»»
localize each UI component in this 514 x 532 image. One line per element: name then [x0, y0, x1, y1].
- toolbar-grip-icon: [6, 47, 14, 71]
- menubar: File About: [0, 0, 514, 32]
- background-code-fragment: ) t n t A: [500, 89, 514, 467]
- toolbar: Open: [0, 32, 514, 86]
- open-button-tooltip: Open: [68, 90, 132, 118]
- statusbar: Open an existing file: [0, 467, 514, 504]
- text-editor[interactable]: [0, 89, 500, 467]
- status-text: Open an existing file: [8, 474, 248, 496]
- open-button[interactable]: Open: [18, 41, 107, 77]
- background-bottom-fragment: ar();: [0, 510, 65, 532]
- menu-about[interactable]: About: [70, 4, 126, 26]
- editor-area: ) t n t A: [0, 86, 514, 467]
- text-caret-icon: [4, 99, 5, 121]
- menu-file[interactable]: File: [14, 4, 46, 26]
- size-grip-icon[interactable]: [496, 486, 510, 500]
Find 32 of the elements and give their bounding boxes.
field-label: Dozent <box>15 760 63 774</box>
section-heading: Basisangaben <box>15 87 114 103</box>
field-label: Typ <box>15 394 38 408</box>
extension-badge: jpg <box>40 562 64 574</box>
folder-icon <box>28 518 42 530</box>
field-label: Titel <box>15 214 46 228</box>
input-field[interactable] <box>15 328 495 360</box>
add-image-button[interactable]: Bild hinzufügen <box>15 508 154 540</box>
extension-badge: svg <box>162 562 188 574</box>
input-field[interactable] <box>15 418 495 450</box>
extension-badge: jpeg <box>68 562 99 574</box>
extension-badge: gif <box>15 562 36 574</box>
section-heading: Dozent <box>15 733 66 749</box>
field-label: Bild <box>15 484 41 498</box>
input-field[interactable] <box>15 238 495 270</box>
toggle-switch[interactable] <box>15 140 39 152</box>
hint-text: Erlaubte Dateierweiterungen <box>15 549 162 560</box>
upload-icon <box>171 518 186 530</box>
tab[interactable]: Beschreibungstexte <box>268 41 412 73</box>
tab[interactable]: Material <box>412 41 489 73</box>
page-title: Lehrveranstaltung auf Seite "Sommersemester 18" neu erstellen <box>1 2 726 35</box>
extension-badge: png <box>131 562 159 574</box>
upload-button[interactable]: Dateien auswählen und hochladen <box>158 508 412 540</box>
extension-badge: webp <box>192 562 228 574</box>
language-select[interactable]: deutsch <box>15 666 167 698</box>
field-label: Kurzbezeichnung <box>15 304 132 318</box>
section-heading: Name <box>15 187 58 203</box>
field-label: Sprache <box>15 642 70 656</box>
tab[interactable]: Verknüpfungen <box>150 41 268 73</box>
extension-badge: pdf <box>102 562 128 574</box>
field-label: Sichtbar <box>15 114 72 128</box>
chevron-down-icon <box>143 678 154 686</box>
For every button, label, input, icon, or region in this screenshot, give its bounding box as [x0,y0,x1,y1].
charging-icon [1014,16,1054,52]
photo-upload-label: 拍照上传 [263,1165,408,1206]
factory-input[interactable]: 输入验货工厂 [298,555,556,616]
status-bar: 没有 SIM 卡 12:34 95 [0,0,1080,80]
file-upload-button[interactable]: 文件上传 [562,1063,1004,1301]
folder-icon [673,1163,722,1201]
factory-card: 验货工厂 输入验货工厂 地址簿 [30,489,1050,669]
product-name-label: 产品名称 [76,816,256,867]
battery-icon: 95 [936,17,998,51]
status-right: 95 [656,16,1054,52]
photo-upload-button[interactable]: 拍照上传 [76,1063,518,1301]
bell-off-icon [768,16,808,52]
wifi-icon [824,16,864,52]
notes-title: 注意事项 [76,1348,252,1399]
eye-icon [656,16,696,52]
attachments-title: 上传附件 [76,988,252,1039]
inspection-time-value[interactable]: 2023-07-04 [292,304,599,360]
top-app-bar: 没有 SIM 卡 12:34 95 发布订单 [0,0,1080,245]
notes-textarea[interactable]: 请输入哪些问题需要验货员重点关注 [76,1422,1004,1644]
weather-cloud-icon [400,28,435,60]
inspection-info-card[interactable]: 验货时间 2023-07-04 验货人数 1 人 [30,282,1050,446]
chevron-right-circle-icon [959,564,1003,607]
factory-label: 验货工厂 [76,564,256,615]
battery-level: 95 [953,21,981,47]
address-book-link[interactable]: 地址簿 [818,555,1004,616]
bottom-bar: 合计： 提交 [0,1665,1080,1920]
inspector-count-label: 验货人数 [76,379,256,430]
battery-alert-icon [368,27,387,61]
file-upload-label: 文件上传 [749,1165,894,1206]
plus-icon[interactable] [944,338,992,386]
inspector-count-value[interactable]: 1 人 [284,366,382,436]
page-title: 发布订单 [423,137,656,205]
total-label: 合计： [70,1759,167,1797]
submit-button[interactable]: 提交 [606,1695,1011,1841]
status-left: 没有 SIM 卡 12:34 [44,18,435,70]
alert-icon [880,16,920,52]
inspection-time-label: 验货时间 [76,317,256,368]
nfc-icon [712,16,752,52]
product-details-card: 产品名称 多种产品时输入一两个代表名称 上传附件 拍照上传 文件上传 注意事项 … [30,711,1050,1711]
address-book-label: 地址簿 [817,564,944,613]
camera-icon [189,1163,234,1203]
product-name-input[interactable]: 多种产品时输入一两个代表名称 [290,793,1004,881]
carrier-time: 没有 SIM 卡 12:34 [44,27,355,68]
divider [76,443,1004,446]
««
* [Task requirements]
Print every line of the records above without any change, from the first record through the last.

* [Written solution]
localize each UI component in this 514 x 532 image. One line per element: name then [x0, y0, x1, y1].
- toolbar-grip-icon: [6, 47, 14, 71]
- menubar: File About: [0, 0, 514, 32]
- background-code-fragment: ) t n t A: [500, 89, 514, 467]
- toolbar: Open: [0, 32, 514, 86]
- open-button-tooltip: Open: [68, 90, 132, 118]
- statusbar: Open an existing file: [0, 467, 514, 504]
- text-editor[interactable]: [0, 89, 500, 467]
- status-text: Open an existing file: [8, 474, 248, 496]
- open-button[interactable]: Open: [18, 41, 107, 77]
- background-bottom-fragment: ar();: [0, 510, 65, 532]
- menu-about[interactable]: About: [70, 4, 126, 26]
- editor-area: ) t n t A: [0, 86, 514, 467]
- text-caret-icon: [4, 99, 5, 121]
- menu-file[interactable]: File: [14, 4, 46, 26]
- size-grip-icon[interactable]: [496, 486, 510, 500]
Find 32 of the elements and give their bounding boxes.
field-label: Dozent <box>15 760 63 774</box>
section-heading: Basisangaben <box>15 87 114 103</box>
field-label: Typ <box>15 394 38 408</box>
extension-badge: jpg <box>40 562 64 574</box>
folder-icon <box>28 518 42 530</box>
field-label: Titel <box>15 214 46 228</box>
input-field[interactable] <box>15 328 495 360</box>
add-image-button[interactable]: Bild hinzufügen <box>15 508 154 540</box>
extension-badge: svg <box>162 562 188 574</box>
input-field[interactable] <box>15 418 495 450</box>
extension-badge: jpeg <box>68 562 99 574</box>
extension-badge: gif <box>15 562 36 574</box>
section-heading: Dozent <box>15 733 66 749</box>
field-label: Bild <box>15 484 41 498</box>
input-field[interactable] <box>15 238 495 270</box>
toggle-switch[interactable] <box>15 140 39 152</box>
hint-text: Erlaubte Dateierweiterungen <box>15 549 162 560</box>
upload-icon <box>171 518 186 530</box>
tab[interactable]: Beschreibungstexte <box>268 41 412 73</box>
tab[interactable]: Material <box>412 41 489 73</box>
page-title: Lehrveranstaltung auf Seite "Sommersemester 18" neu erstellen <box>1 2 726 35</box>
extension-badge: png <box>131 562 159 574</box>
upload-button[interactable]: Dateien auswählen und hochladen <box>158 508 412 540</box>
extension-badge: webp <box>192 562 228 574</box>
language-select[interactable]: deutsch <box>15 666 167 698</box>
field-label: Kurzbezeichnung <box>15 304 132 318</box>
section-heading: Name <box>15 187 58 203</box>
field-label: Sprache <box>15 642 70 656</box>
tab[interactable]: Verknüpfungen <box>150 41 268 73</box>
extension-badge: pdf <box>102 562 128 574</box>
field-label: Sichtbar <box>15 114 72 128</box>
chevron-down-icon <box>143 678 154 686</box>
For every button, label, input, icon, or region in this screenshot, give its bounding box as [x0,y0,x1,y1].
charging-icon [1014,16,1054,52]
photo-upload-label: 拍照上传 [263,1165,408,1206]
factory-input[interactable]: 输入验货工厂 [298,555,556,616]
status-bar: 没有 SIM 卡 12:34 95 [0,0,1080,80]
file-upload-button[interactable]: 文件上传 [562,1063,1004,1301]
folder-icon [673,1163,722,1201]
factory-card: 验货工厂 输入验货工厂 地址簿 [30,489,1050,669]
product-name-label: 产品名称 [76,816,256,867]
battery-icon: 95 [936,17,998,51]
status-right: 95 [656,16,1054,52]
photo-upload-button[interactable]: 拍照上传 [76,1063,518,1301]
bell-off-icon [768,16,808,52]
wifi-icon [824,16,864,52]
notes-title: 注意事项 [76,1348,252,1399]
eye-icon [656,16,696,52]
attachments-title: 上传附件 [76,988,252,1039]
inspection-time-value[interactable]: 2023-07-04 [292,304,599,360]
top-app-bar: 没有 SIM 卡 12:34 95 发布订单 [0,0,1080,245]
notes-textarea[interactable]: 请输入哪些问题需要验货员重点关注 [76,1422,1004,1644]
weather-cloud-icon [400,28,435,60]
inspection-info-card[interactable]: 验货时间 2023-07-04 验货人数 1 人 [30,282,1050,446]
chevron-right-circle-icon [959,564,1003,607]
factory-label: 验货工厂 [76,564,256,615]
battery-level: 95 [953,21,981,47]
address-book-link[interactable]: 地址簿 [818,555,1004,616]
bottom-bar: 合计： 提交 [0,1665,1080,1920]
inspector-count-label: 验货人数 [76,379,256,430]
battery-alert-icon [368,27,387,61]
file-upload-label: 文件上传 [749,1165,894,1206]
plus-icon[interactable] [944,338,992,386]
inspector-count-value[interactable]: 1 人 [284,366,382,436]
page-title: 发布订单 [423,137,656,205]
total-label: 合计： [70,1759,167,1797]
submit-button[interactable]: 提交 [606,1695,1011,1841]
status-left: 没有 SIM 卡 12:34 [44,18,435,70]
alert-icon [880,16,920,52]
inspection-time-label: 验货时间 [76,317,256,368]
nfc-icon [712,16,752,52]
product-details-card: 产品名称 多种产品时输入一两个代表名称 上传附件 拍照上传 文件上传 注意事项 … [30,711,1050,1711]
address-book-label: 地址簿 [817,564,944,613]
camera-icon [189,1163,234,1203]
product-name-input[interactable]: 多种产品时输入一两个代表名称 [290,793,1004,881]
carrier-time: 没有 SIM 卡 12:34 [44,27,355,68]
divider [76,443,1004,446]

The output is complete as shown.